[Figure record extracts]
■ ■ ■ ■
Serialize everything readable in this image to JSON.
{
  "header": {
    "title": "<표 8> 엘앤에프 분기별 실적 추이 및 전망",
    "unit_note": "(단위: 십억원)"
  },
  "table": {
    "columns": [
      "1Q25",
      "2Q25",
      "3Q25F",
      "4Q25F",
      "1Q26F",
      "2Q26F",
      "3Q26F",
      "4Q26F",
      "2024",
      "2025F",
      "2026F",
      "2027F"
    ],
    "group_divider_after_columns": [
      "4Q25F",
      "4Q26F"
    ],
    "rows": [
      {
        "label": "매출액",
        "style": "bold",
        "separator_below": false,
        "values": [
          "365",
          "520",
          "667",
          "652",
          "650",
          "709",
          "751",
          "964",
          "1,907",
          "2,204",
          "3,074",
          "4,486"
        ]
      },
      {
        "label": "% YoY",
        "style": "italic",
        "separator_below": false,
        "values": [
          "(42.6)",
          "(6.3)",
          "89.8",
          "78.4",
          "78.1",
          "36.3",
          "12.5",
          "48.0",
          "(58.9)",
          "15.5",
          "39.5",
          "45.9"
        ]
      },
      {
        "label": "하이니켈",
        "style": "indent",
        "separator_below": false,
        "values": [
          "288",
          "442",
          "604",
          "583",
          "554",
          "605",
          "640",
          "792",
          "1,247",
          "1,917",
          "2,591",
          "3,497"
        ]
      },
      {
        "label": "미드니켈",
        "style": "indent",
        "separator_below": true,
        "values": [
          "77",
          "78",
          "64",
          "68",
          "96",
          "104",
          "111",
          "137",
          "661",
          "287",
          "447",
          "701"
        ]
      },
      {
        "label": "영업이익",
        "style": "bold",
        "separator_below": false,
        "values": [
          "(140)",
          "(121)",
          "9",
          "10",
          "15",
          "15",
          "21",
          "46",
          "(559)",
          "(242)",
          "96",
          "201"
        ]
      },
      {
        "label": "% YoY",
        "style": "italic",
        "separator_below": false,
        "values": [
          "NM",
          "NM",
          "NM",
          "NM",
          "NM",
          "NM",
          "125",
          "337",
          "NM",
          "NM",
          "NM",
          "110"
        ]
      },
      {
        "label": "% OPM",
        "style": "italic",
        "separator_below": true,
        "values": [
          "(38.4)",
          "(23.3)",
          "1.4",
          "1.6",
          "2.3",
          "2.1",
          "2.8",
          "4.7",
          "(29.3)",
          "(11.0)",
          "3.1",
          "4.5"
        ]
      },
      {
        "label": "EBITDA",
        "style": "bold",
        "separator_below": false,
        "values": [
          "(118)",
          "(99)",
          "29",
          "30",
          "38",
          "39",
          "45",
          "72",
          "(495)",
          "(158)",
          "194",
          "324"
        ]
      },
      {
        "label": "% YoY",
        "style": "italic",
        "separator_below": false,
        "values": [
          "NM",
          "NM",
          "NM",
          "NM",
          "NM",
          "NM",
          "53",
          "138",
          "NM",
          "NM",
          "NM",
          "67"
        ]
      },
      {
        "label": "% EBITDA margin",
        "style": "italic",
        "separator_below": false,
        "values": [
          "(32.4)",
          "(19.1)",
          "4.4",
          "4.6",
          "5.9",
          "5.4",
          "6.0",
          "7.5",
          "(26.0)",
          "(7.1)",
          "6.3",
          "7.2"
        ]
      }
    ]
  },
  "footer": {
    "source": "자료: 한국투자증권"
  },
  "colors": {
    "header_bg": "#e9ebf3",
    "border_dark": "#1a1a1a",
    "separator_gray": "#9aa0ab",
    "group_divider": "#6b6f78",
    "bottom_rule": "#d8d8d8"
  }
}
■ ■ ■ ■
- **CHALLENGE**: Reproduce the listing shown above in its entirety, exactly.

- **EXPECTED ANSWER**:
Serialize everything readable in this image to JSON.
{
  "header": {
    "title": "<표 8> 엘앤에프 분기별 실적 추이 및 전망",
    "unit_note": "(단위: 십억원)"
  },
  "table": {
    "columns": [
      "1Q25",
      "2Q25",
      "3Q25F",
      "4Q25F",
      "1Q26F",
      "2Q26F",
      "3Q26F",
      "4Q26F",
      "2024",
      "2025F",
      "2026F",
      "2027F"
    ],
    "group_divider_after_columns": [
      "4Q25F",
      "4Q26F"
    ],
    "rows": [
      {
        "label": "매출액",
        "style": "bold",
        "separator_below": false,
        "values": [
          "365",
          "520",
          "667",
          "652",
          "650",
          "709",
          "751",
          "964",
          "1,907",
          "2,204",
          "3,074",
          "4,486"
        ]
      },
      {
        "label": "% YoY",
        "style": "italic",
        "separator_below": false,
        "values": [
          "(42.6)",
          "(6.3)",
          "89.8",
          "78.4",
          "78.1",
          "36.3",
          "12.5",
          "48.0",
          "(58.9)",
          "15.5",
          "39.5",
          "45.9"
        ]
      },
      {
        "label": "하이니켈",
        "style": "indent",
        "separator_below": false,
        "values": [
          "288",
          "442",
          "604",
          "583",
          "554",
          "605",
          "640",
          "792",
          "1,247",
          "1,917",
          "2,591",
          "3,497"
        ]
      },
      {
        "label": "미드니켈",
        "style": "indent",
        "separator_below": true,
        "values": [
          "77",
          "78",
          "64",
          "68",
          "96",
          "104",
          "111",
          "137",
          "661",
          "287",
          "447",
          "701"
        ]
      },
      {
        "label": "영업이익",
        "style": "bold",
        "separator_below": false,
        "values": [
          "(140)",
          "(121)",
          "9",
          "10",
          "15",
          "15",
          "21",
          "46",
          "(559)",
          "(242)",
          "96",
          "201"
        ]
      },
      {
        "label": "% YoY",
        "style": "italic",
        "separator_below": false,
        "values": [
          "NM",
          "NM",
          "NM",
          "NM",
          "NM",
          "NM",
          "125",
          "337",
          "NM",
          "NM",
          "NM",
          "110"
        ]
      },
      {
        "label": "% OPM",
        "style": "italic",
        "separator_below": true,
        "values": [
          "(38.4)",
          "(23.3)",
          "1.4",
          "1.6",
          "2.3",
          "2.1",
          "2.8",
          "4.7",
          "(29.3)",
          "(11.0)",
          "3.1",
          "4.5"
        ]
      },
      {
        "label": "EBITDA",
        "style": "bold",
        "separator_below": false,
        "values": [
          "(118)",
          "(99)",
          "29",
          "30",
          "38",
          "39",
          "45",
          "72",
          "(495)",
          "(158)",
          "194",
          "324"
        ]
      },
      {
        "label": "% YoY",
        "style": "italic",
        "separator_below": false,
        "values": [
          "NM",
          "NM",
          "NM",
          "NM",
          "NM",
          "NM",
          "53",
          "138",
          "NM",
          "NM",
          "NM",
          "67"
        ]
      },
      {
        "label": "% EBITDA margin",
        "style": "italic",
        "separator_below": false,
        "values": [
          "(32.4)",
          "(19.1)",
          "4.4",
          "4.6",
          "5.9",
          "5.4",
          "6.0",
          "7.5",
          "(26.0)",
          "(7.1)",
          "6.3",
          "7.2"
        ]
      }
    ]
  },
  "footer": {
    "source": "자료: 한국투자증권"
  },
  "colors": {
    "header_bg": "#e9ebf3",
    "border_dark": "#1a1a1a",
    "separator_gray": "#9aa0ab",
    "group_divider": "#6b6f78",
    "bottom_rule": "#d8d8d8"
  }
}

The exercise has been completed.